Task brief
Filter the lines below, copying only those with the string "Gender".

Records for the exercise
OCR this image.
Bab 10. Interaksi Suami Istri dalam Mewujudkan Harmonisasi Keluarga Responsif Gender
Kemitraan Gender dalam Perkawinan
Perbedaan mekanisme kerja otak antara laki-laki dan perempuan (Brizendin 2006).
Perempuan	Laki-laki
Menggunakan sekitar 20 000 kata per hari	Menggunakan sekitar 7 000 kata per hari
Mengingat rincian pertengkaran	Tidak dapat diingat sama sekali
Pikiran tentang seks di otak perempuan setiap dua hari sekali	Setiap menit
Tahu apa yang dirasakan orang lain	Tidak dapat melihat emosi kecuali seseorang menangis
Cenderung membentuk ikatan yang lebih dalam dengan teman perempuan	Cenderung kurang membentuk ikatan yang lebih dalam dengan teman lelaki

The completed task
Bab 10. Interaksi Suami Istri dalam Mewujudkan Harmonisasi Keluarga Responsif Gender
Kemitraan Gender dalam Perkawinan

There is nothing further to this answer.